GIVEN DATA
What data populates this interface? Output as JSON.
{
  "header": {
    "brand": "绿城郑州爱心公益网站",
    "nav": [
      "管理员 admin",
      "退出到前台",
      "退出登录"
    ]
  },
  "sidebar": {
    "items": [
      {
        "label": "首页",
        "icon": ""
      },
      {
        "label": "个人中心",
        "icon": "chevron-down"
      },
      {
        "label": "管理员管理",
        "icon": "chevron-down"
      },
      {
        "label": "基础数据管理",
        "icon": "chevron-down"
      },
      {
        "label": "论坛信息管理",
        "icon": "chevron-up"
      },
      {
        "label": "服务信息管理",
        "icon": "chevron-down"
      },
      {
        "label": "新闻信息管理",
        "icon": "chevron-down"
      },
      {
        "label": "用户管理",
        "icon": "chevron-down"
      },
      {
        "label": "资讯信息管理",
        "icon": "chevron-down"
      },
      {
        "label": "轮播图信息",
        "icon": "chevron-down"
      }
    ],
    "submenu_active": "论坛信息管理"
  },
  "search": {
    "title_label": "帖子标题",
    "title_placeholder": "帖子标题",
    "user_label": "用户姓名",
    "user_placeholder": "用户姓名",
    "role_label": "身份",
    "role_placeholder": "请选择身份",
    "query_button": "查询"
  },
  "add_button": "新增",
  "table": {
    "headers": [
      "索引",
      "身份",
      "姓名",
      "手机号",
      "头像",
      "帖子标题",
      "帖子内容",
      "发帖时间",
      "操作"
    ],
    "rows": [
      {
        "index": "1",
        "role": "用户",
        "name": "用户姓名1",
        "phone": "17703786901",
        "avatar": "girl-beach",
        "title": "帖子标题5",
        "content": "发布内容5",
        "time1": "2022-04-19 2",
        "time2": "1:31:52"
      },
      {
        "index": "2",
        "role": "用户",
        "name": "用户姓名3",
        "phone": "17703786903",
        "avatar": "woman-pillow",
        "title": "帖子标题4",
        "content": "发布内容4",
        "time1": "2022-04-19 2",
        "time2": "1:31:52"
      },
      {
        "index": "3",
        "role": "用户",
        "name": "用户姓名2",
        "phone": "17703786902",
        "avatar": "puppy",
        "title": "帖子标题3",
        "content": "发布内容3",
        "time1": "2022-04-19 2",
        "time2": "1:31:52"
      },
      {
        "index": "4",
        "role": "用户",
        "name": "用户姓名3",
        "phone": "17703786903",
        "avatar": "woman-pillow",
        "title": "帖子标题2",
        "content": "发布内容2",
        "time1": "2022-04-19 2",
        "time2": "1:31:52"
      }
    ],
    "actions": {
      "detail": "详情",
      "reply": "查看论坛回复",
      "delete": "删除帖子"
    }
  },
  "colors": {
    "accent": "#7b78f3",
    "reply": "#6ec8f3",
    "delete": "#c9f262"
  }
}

THE PROBLEM
Exactly as written above, please repeat the entries.

SOLUTION TO THIS EXERCISE
What data populates this interface? Output as JSON.
{
  "header": {
    "brand": "绿城郑州爱心公益网站",
    "nav": [
      "管理员 admin",
      "退出到前台",
      "退出登录"
    ]
  },
  "sidebar": {
    "items": [
      {
        "label": "首页",
        "icon": ""
      },
      {
        "label": "个人中心",
        "icon": "chevron-down"
      },
      {
        "label": "管理员管理",
        "icon": "chevron-down"
      },
      {
        "label": "基础数据管理",
        "icon": "chevron-down"
      },
      {
        "label": "论坛信息管理",
        "icon": "chevron-up"
      },
      {
        "label": "服务信息管理",
        "icon": "chevron-down"
      },
      {
        "label": "新闻信息管理",
        "icon": "chevron-down"
      },
      {
        "label": "用户管理",
        "icon": "chevron-down"
      },
      {
        "label": "资讯信息管理",
        "icon": "chevron-down"
      },
      {
        "label": "轮播图信息",
        "icon": "chevron-down"
      }
    ],
    "submenu_active": "论坛信息管理"
  },
  "search": {
    "title_label": "帖子标题",
    "title_placeholder": "帖子标题",
    "user_label": "用户姓名",
    "user_placeholder": "用户姓名",
    "role_label": "身份",
    "role_placeholder": "请选择身份",
    "query_button": "查询"
  },
  "add_button": "新增",
  "table": {
    "headers": [
      "索引",
      "身份",
      "姓名",
      "手机号",
      "头像",
      "帖子标题",
      "帖子内容",
      "发帖时间",
      "操作"
    ],
    "rows": [
      {
        "index": "1",
        "role": "用户",
        "name": "用户姓名1",
        "phone": "17703786901",
        "avatar": "girl-beach",
        "title": "帖子标题5",
        "content": "发布内容5",
        "time1": "2022-04-19 2",
        "time2": "1:31:52"
      },
      {
        "index": "2",
        "role": "用户",
        "name": "用户姓名3",
        "phone": "17703786903",
        "avatar": "woman-pillow",
        "title": "帖子标题4",
        "content": "发布内容4",
        "time1": "2022-04-19 2",
        "time2": "1:31:52"
      },
      {
        "index": "3",
        "role": "用户",
        "name": "用户姓名2",
        "phone": "17703786902",
        "avatar": "puppy",
        "title": "帖子标题3",
        "content": "发布内容3",
        "time1": "2022-04-19 2",
        "time2": "1:31:52"
      },
      {
        "index": "4",
        "role": "用户",
        "name": "用户姓名3",
        "phone": "17703786903",
        "avatar": "woman-pillow",
        "title": "帖子标题2",
        "content": "发布内容2",
        "time1": "2022-04-19 2",
        "time2": "1:31:52"
      }
    ],
    "actions": {
      "detail": "详情",
      "reply": "查看论坛回复",
      "delete": "删除帖子"
    }
  },
  "colors": {
    "accent": "#7b78f3",
    "reply": "#6ec8f3",
    "delete": "#c9f262"
  }
}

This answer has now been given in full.